### Dataset extract
>> Begin
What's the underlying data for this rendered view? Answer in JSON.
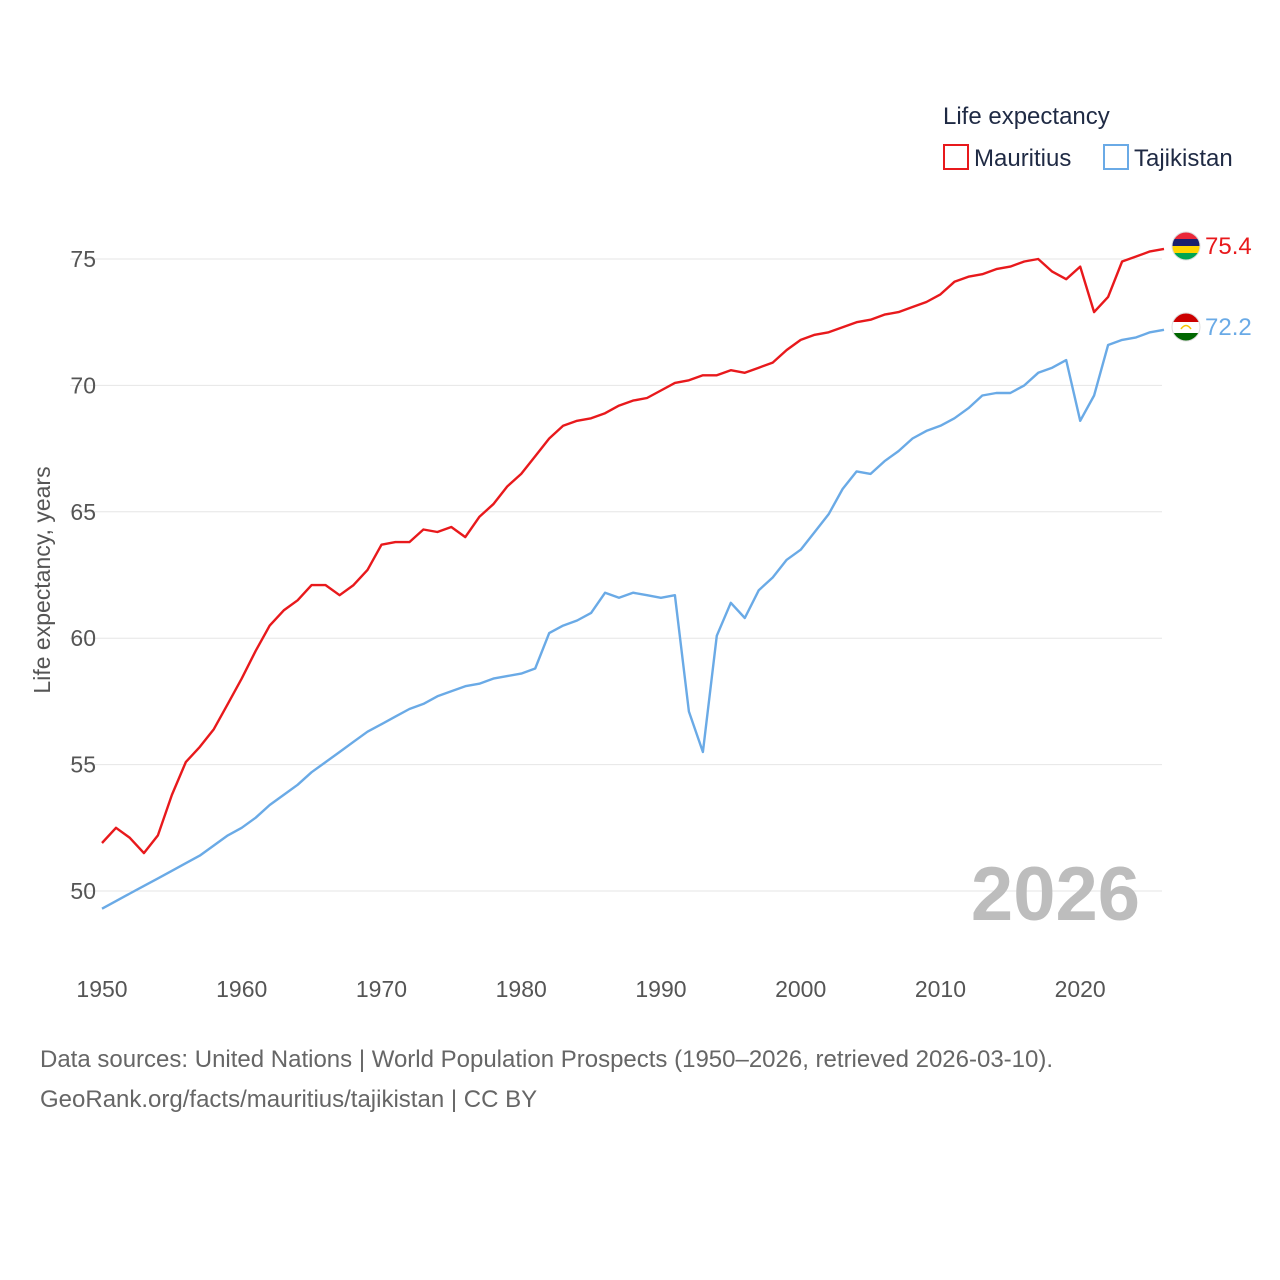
{
  "chart_data": {
    "type": "line",
    "legend_title": "Life expectancy",
    "ylabel": "Life expectancy, years",
    "xlabel": "",
    "xlim": [
      1950,
      2026
    ],
    "ylim": [
      48,
      77
    ],
    "yticks": [
      50,
      55,
      60,
      65,
      70,
      75
    ],
    "xticks": [
      1950,
      1960,
      1970,
      1980,
      1990,
      2000,
      2010,
      2020
    ],
    "year_label": "2026",
    "legend_position": "top-right",
    "series": [
      {
        "name": "Mauritius",
        "color": "#e8191c",
        "end_label": "75.4",
        "flag": "mauritius-flag-icon",
        "values": [
          51.9,
          52.5,
          52.1,
          51.5,
          52.2,
          53.8,
          55.1,
          55.7,
          56.4,
          57.4,
          58.4,
          59.5,
          60.5,
          61.1,
          61.5,
          62.1,
          62.1,
          61.7,
          62.1,
          62.7,
          63.7,
          63.8,
          63.8,
          64.3,
          64.2,
          64.4,
          64.0,
          64.8,
          65.3,
          66.0,
          66.5,
          67.2,
          67.9,
          68.4,
          68.6,
          68.7,
          68.9,
          69.2,
          69.4,
          69.5,
          69.8,
          70.1,
          70.2,
          70.4,
          70.4,
          70.6,
          70.5,
          70.7,
          70.9,
          71.4,
          71.8,
          72.0,
          72.1,
          72.3,
          72.5,
          72.6,
          72.8,
          72.9,
          73.1,
          73.3,
          73.6,
          74.1,
          74.3,
          74.4,
          74.6,
          74.7,
          74.9,
          75.0,
          74.5,
          74.2,
          74.7,
          72.9,
          73.5,
          74.9,
          75.1,
          75.3,
          75.4
        ]
      },
      {
        "name": "Tajikistan",
        "color": "#6aaae6",
        "end_label": "72.2",
        "flag": "tajikistan-flag-icon",
        "values": [
          49.3,
          49.6,
          49.9,
          50.2,
          50.5,
          50.8,
          51.1,
          51.4,
          51.8,
          52.2,
          52.5,
          52.9,
          53.4,
          53.8,
          54.2,
          54.7,
          55.1,
          55.5,
          55.9,
          56.3,
          56.6,
          56.9,
          57.2,
          57.4,
          57.7,
          57.9,
          58.1,
          58.2,
          58.4,
          58.5,
          58.6,
          58.8,
          60.2,
          60.5,
          60.7,
          61.0,
          61.8,
          61.6,
          61.8,
          61.7,
          61.6,
          61.7,
          57.1,
          55.5,
          60.1,
          61.4,
          60.8,
          61.9,
          62.4,
          63.1,
          63.5,
          64.2,
          64.9,
          65.9,
          66.6,
          66.5,
          67.0,
          67.4,
          67.9,
          68.2,
          68.4,
          68.7,
          69.1,
          69.6,
          69.7,
          69.7,
          70.0,
          70.5,
          70.7,
          71.0,
          68.6,
          69.6,
          71.6,
          71.8,
          71.9,
          72.1,
          72.2
        ]
      }
    ]
  },
  "footer": {
    "line1": "Data sources: United Nations | World Population Prospects (1950–2026, retrieved 2026-03-10).",
    "line2": "GeoRank.org/facts/mauritius/tajikistan | CC BY"
  }
}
>> End
### Requirements
Set down the complete material exactly, but do not include the images.

### Written answer
What's the underlying data for this rendered view? Answer in JSON.
{
  "chart_data": {
    "type": "line",
    "legend_title": "Life expectancy",
    "ylabel": "Life expectancy, years",
    "xlabel": "",
    "xlim": [
      1950,
      2026
    ],
    "ylim": [
      48,
      77
    ],
    "yticks": [
      50,
      55,
      60,
      65,
      70,
      75
    ],
    "xticks": [
      1950,
      1960,
      1970,
      1980,
      1990,
      2000,
      2010,
      2020
    ],
    "year_label": "2026",
    "legend_position": "top-right",
    "series": [
      {
        "name": "Mauritius",
        "color": "#e8191c",
        "end_label": "75.4",
        "flag": "mauritius-flag-icon",
        "values": [
          51.9,
          52.5,
          52.1,
          51.5,
          52.2,
          53.8,
          55.1,
          55.7,
          56.4,
          57.4,
          58.4,
          59.5,
          60.5,
          61.1,
          61.5,
          62.1,
          62.1,
          61.7,
          62.1,
          62.7,
          63.7,
          63.8,
          63.8,
          64.3,
          64.2,
          64.4,
          64.0,
          64.8,
          65.3,
          66.0,
          66.5,
          67.2,
          67.9,
          68.4,
          68.6,
          68.7,
          68.9,
          69.2,
          69.4,
          69.5,
          69.8,
          70.1,
          70.2,
          70.4,
          70.4,
          70.6,
          70.5,
          70.7,
          70.9,
          71.4,
          71.8,
          72.0,
          72.1,
          72.3,
          72.5,
          72.6,
          72.8,
          72.9,
          73.1,
          73.3,
          73.6,
          74.1,
          74.3,
          74.4,
          74.6,
          74.7,
          74.9,
          75.0,
          74.5,
          74.2,
          74.7,
          72.9,
          73.5,
          74.9,
          75.1,
          75.3,
          75.4
        ]
      },
      {
        "name": "Tajikistan",
        "color": "#6aaae6",
        "end_label": "72.2",
        "flag": "tajikistan-flag-icon",
        "values": [
          49.3,
          49.6,
          49.9,
          50.2,
          50.5,
          50.8,
          51.1,
          51.4,
          51.8,
          52.2,
          52.5,
          52.9,
          53.4,
          53.8,
          54.2,
          54.7,
          55.1,
          55.5,
          55.9,
          56.3,
          56.6,
          56.9,
          57.2,
          57.4,
          57.7,
          57.9,
          58.1,
          58.2,
          58.4,
          58.5,
          58.6,
          58.8,
          60.2,
          60.5,
          60.7,
          61.0,
          61.8,
          61.6,
          61.8,
          61.7,
          61.6,
          61.7,
          57.1,
          55.5,
          60.1,
          61.4,
          60.8,
          61.9,
          62.4,
          63.1,
          63.5,
          64.2,
          64.9,
          65.9,
          66.6,
          66.5,
          67.0,
          67.4,
          67.9,
          68.2,
          68.4,
          68.7,
          69.1,
          69.6,
          69.7,
          69.7,
          70.0,
          70.5,
          70.7,
          71.0,
          68.6,
          69.6,
          71.6,
          71.8,
          71.9,
          72.1,
          72.2
        ]
      }
    ]
  },
  "footer": {
    "line1": "Data sources: United Nations | World Population Prospects (1950–2026, retrieved 2026-03-10).",
    "line2": "GeoRank.org/facts/mauritius/tajikistan | CC BY"
  }
}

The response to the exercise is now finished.